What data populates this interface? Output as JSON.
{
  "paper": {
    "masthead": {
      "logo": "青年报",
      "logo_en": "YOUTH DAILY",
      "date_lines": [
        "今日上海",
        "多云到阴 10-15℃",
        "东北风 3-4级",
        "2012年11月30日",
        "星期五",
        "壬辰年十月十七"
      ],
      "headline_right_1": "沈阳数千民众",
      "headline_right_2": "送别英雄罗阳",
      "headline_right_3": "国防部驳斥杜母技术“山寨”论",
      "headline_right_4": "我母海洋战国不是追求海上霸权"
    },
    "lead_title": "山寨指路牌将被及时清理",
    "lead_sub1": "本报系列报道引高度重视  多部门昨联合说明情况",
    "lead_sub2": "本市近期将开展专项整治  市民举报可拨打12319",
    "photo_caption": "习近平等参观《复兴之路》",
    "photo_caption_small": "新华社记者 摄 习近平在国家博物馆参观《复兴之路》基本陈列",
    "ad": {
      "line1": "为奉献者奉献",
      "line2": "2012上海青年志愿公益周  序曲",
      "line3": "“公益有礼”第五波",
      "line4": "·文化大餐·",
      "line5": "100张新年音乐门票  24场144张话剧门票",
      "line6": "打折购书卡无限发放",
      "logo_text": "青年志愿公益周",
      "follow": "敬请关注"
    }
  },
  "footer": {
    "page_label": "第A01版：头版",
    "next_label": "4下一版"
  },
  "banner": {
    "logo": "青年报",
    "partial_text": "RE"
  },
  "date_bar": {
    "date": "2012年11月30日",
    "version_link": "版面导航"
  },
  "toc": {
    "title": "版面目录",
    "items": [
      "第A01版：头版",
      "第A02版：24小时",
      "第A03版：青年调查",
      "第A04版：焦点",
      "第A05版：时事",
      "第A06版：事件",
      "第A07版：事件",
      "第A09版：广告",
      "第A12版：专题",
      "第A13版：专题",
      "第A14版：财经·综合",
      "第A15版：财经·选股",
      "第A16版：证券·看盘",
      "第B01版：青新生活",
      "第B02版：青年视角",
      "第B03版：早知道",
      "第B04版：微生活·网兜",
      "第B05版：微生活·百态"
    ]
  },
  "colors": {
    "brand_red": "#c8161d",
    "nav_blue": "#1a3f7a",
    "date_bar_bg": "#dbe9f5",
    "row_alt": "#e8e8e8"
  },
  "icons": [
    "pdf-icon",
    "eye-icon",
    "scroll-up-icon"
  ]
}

EXERCISE GOAL:
Retype all of the material, keeping each line exact.

WRITTEN REPLY:
What data populates this interface? Output as JSON.
{
  "paper": {
    "masthead": {
      "logo": "青年报",
      "logo_en": "YOUTH DAILY",
      "date_lines": [
        "今日上海",
        "多云到阴 10-15℃",
        "东北风 3-4级",
        "2012年11月30日",
        "星期五",
        "壬辰年十月十七"
      ],
      "headline_right_1": "沈阳数千民众",
      "headline_right_2": "送别英雄罗阳",
      "headline_right_3": "国防部驳斥杜母技术“山寨”论",
      "headline_right_4": "我母海洋战国不是追求海上霸权"
    },
    "lead_title": "山寨指路牌将被及时清理",
    "lead_sub1": "本报系列报道引高度重视  多部门昨联合说明情况",
    "lead_sub2": "本市近期将开展专项整治  市民举报可拨打12319",
    "photo_caption": "习近平等参观《复兴之路》",
    "photo_caption_small": "新华社记者 摄 习近平在国家博物馆参观《复兴之路》基本陈列",
    "ad": {
      "line1": "为奉献者奉献",
      "line2": "2012上海青年志愿公益周  序曲",
      "line3": "“公益有礼”第五波",
      "line4": "·文化大餐·",
      "line5": "100张新年音乐门票  24场144张话剧门票",
      "line6": "打折购书卡无限发放",
      "logo_text": "青年志愿公益周",
      "follow": "敬请关注"
    }
  },
  "footer": {
    "page_label": "第A01版：头版",
    "next_label": "4下一版"
  },
  "banner": {
    "logo": "青年报",
    "partial_text": "RE"
  },
  "date_bar": {
    "date": "2012年11月30日",
    "version_link": "版面导航"
  },
  "toc": {
    "title": "版面目录",
    "items": [
      "第A01版：头版",
      "第A02版：24小时",
      "第A03版：青年调查",
      "第A04版：焦点",
      "第A05版：时事",
      "第A06版：事件",
      "第A07版：事件",
      "第A09版：广告",
      "第A12版：专题",
      "第A13版：专题",
      "第A14版：财经·综合",
      "第A15版：财经·选股",
      "第A16版：证券·看盘",
      "第B01版：青新生活",
      "第B02版：青年视角",
      "第B03版：早知道",
      "第B04版：微生活·网兜",
      "第B05版：微生活·百态"
    ]
  },
  "colors": {
    "brand_red": "#c8161d",
    "nav_blue": "#1a3f7a",
    "date_bar_bg": "#dbe9f5",
    "row_alt": "#e8e8e8"
  },
  "icons": [
    "pdf-icon",
    "eye-icon",
    "scroll-up-icon"
  ]
}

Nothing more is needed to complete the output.